# What needs to be done
Identify the lines that contain the word "EXPLANATION", then copy them.

Entries from a dataset
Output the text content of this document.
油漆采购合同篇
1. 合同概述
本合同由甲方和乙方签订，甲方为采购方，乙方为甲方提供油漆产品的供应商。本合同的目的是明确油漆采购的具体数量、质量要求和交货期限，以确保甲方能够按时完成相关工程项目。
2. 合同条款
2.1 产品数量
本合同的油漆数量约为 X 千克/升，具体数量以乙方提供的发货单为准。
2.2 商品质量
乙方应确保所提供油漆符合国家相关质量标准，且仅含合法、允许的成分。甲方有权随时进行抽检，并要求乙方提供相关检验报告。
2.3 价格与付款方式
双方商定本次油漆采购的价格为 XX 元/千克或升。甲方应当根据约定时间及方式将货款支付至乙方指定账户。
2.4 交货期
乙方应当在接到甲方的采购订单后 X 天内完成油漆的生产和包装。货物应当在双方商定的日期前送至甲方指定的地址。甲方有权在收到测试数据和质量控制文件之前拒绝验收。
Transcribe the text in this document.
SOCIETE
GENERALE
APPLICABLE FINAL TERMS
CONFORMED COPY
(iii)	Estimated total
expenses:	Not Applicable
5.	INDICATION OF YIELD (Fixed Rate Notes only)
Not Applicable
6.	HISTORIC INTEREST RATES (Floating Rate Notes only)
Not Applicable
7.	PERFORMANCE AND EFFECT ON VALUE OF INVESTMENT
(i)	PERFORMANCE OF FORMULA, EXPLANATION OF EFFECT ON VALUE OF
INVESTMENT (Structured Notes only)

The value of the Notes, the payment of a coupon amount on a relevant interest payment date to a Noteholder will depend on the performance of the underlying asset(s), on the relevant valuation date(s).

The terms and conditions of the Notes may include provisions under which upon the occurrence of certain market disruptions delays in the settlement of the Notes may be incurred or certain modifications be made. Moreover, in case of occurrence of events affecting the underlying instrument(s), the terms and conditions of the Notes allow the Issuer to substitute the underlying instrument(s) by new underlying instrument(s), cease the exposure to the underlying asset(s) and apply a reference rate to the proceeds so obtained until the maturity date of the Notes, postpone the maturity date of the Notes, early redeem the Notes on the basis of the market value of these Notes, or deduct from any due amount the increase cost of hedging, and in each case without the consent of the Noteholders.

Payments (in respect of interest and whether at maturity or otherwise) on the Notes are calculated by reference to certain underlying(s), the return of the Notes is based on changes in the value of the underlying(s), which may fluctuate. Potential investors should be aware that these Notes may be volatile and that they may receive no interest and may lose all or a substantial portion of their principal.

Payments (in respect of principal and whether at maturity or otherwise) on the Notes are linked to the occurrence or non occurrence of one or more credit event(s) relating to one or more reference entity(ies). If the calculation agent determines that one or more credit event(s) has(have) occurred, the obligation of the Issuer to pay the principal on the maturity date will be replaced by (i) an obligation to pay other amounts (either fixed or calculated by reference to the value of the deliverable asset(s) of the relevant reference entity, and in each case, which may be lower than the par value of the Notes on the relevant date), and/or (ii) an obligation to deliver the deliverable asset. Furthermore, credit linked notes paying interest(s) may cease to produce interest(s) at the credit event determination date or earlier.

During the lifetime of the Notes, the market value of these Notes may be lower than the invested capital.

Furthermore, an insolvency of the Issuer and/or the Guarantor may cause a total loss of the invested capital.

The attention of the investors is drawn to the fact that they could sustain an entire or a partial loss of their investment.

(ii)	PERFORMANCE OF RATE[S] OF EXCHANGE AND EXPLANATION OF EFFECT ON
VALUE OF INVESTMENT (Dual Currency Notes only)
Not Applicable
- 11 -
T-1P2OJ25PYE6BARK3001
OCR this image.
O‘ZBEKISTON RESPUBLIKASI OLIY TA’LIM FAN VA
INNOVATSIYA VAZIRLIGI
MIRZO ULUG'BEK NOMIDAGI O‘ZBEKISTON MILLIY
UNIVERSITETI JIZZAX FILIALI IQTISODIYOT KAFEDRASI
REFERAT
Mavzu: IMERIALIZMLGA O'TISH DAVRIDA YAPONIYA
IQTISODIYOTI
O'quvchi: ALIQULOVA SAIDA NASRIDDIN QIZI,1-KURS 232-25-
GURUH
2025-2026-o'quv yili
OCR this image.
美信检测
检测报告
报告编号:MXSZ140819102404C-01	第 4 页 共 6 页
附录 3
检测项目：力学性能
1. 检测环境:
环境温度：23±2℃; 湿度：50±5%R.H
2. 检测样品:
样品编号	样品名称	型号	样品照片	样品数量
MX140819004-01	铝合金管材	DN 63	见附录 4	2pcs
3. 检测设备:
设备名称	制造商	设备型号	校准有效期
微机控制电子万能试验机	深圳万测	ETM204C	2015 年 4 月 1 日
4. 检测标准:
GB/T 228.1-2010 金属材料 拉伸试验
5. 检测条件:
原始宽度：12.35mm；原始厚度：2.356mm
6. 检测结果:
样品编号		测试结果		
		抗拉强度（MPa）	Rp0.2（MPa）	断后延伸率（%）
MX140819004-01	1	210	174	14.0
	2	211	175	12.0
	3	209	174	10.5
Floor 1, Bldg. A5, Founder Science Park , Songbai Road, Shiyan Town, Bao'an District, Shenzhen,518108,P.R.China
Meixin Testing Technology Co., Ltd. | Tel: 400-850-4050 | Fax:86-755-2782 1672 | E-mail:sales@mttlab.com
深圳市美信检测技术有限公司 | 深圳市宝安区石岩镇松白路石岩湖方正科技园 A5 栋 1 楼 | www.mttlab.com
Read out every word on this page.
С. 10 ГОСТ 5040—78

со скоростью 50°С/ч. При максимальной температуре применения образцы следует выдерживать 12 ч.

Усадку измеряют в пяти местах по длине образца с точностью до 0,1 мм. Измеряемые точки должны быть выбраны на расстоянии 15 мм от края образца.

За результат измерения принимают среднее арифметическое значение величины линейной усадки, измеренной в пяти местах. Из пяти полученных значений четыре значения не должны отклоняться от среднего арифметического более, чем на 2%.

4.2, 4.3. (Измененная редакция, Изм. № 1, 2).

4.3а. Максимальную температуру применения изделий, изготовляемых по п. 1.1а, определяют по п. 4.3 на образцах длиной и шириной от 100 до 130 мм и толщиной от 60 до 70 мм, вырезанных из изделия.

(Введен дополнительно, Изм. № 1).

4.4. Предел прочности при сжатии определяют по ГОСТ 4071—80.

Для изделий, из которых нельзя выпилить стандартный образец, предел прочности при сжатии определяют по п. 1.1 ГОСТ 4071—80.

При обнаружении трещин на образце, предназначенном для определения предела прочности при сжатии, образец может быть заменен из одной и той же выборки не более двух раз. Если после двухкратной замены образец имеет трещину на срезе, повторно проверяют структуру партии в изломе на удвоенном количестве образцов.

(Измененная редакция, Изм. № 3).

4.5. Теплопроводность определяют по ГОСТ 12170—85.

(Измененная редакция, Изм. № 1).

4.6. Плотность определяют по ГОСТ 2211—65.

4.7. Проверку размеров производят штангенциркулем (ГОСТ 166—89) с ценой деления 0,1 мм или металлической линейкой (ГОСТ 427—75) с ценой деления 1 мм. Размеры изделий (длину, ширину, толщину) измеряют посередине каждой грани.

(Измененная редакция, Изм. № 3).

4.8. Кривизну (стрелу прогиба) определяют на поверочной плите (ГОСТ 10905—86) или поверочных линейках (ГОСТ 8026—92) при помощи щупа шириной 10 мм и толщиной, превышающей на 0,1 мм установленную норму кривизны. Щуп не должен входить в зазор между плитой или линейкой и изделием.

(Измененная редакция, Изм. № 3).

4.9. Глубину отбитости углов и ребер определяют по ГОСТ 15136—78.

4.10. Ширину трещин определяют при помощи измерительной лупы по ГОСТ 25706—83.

# Finished exercise
(i)	PERFORMANCE OF FORMULA, EXPLANATION OF EFFECT ON VALUE OF
(ii)	PERFORMANCE OF RATE[S] OF EXCHANGE AND EXPLANATION OF EFFECT ON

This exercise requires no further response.